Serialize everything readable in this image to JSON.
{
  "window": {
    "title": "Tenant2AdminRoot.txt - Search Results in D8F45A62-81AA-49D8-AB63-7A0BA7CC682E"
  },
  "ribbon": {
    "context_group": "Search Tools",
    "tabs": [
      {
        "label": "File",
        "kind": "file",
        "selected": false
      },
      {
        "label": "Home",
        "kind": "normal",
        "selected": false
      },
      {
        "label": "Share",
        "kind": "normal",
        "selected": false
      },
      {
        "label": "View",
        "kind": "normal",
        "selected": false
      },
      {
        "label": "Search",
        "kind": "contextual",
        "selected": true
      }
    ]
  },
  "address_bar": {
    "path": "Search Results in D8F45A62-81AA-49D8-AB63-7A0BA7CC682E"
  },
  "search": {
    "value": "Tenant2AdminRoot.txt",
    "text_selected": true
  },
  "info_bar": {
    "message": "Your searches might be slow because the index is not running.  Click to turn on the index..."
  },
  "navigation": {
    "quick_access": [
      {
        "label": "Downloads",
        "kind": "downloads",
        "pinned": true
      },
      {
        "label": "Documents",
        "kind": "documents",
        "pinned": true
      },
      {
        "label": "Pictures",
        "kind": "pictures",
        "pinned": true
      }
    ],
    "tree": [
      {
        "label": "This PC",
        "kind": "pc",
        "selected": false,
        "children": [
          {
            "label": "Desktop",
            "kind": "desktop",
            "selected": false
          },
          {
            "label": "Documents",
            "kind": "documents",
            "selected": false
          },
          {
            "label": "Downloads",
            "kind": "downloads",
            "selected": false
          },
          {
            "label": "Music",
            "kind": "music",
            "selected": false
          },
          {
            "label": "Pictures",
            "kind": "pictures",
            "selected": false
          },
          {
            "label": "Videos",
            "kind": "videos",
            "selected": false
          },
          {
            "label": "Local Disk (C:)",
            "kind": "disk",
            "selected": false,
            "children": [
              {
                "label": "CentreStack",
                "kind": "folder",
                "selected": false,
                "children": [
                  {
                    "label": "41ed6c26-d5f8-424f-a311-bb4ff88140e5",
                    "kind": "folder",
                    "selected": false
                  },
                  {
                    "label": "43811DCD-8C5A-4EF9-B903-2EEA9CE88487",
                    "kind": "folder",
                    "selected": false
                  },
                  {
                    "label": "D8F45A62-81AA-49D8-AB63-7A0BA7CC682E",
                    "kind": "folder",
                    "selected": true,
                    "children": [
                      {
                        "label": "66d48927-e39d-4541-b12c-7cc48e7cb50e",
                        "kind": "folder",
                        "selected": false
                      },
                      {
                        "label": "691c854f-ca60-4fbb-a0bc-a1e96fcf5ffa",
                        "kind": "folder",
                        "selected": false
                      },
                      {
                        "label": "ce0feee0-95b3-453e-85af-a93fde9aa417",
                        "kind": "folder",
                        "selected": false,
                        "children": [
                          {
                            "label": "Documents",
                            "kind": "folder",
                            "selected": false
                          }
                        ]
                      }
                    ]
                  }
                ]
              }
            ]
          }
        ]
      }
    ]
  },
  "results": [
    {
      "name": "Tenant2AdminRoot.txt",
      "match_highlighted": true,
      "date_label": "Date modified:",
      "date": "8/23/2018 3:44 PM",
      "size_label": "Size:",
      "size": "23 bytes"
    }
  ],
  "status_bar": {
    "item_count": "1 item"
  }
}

***

Work to be completed - Output the listing above word for word.

The solution -
Serialize everything readable in this image to JSON.
{
  "window": {
    "title": "Tenant2AdminRoot.txt - Search Results in D8F45A62-81AA-49D8-AB63-7A0BA7CC682E"
  },
  "ribbon": {
    "context_group": "Search Tools",
    "tabs": [
      {
        "label": "File",
        "kind": "file",
        "selected": false
      },
      {
        "label": "Home",
        "kind": "normal",
        "selected": false
      },
      {
        "label": "Share",
        "kind": "normal",
        "selected": false
      },
      {
        "label": "View",
        "kind": "normal",
        "selected": false
      },
      {
        "label": "Search",
        "kind": "contextual",
        "selected": true
      }
    ]
  },
  "address_bar": {
    "path": "Search Results in D8F45A62-81AA-49D8-AB63-7A0BA7CC682E"
  },
  "search": {
    "value": "Tenant2AdminRoot.txt",
    "text_selected": true
  },
  "info_bar": {
    "message": "Your searches might be slow because the index is not running.  Click to turn on the index..."
  },
  "navigation": {
    "quick_access": [
      {
        "label": "Downloads",
        "kind": "downloads",
        "pinned": true
      },
      {
        "label": "Documents",
        "kind": "documents",
        "pinned": true
      },
      {
        "label": "Pictures",
        "kind": "pictures",
        "pinned": true
      }
    ],
    "tree": [
      {
        "label": "This PC",
        "kind": "pc",
        "selected": false,
        "children": [
          {
            "label": "Desktop",
            "kind": "desktop",
            "selected": false
          },
          {
            "label": "Documents",
            "kind": "documents",
            "selected": false
          },
          {
            "label": "Downloads",
            "kind": "downloads",
            "selected": false
          },
          {
            "label": "Music",
            "kind": "music",
            "selected": false
          },
          {
            "label": "Pictures",
            "kind": "pictures",
            "selected": false
          },
          {
            "label": "Videos",
            "kind": "videos",
            "selected": false
          },
          {
            "label": "Local Disk (C:)",
            "kind": "disk",
            "selected": false,
            "children": [
              {
                "label": "CentreStack",
                "kind": "folder",
                "selected": false,
                "children": [
                  {
                    "label": "41ed6c26-d5f8-424f-a311-bb4ff88140e5",
                    "kind": "folder",
                    "selected": false
                  },
                  {
                    "label": "43811DCD-8C5A-4EF9-B903-2EEA9CE88487",
                    "kind": "folder",
                    "selected": false
                  },
                  {
                    "label": "D8F45A62-81AA-49D8-AB63-7A0BA7CC682E",
                    "kind": "folder",
                    "selected": true,
                    "children": [
                      {
                        "label": "66d48927-e39d-4541-b12c-7cc48e7cb50e",
                        "kind": "folder",
                        "selected": false
                      },
                      {
                        "label": "691c854f-ca60-4fbb-a0bc-a1e96fcf5ffa",
                        "kind": "folder",
                        "selected": false
                      },
                      {
                        "label": "ce0feee0-95b3-453e-85af-a93fde9aa417",
                        "kind": "folder",
                        "selected": false,
                        "children": [
                          {
                            "label": "Documents",
                            "kind": "folder",
                            "selected": false
                          }
                        ]
                      }
                    ]
                  }
                ]
              }
            ]
          }
        ]
      }
    ]
  },
  "results": [
    {
      "name": "Tenant2AdminRoot.txt",
      "match_highlighted": true,
      "date_label": "Date modified:",
      "date": "8/23/2018 3:44 PM",
      "size_label": "Size:",
      "size": "23 bytes"
    }
  ],
  "status_bar": {
    "item_count": "1 item"
  }
}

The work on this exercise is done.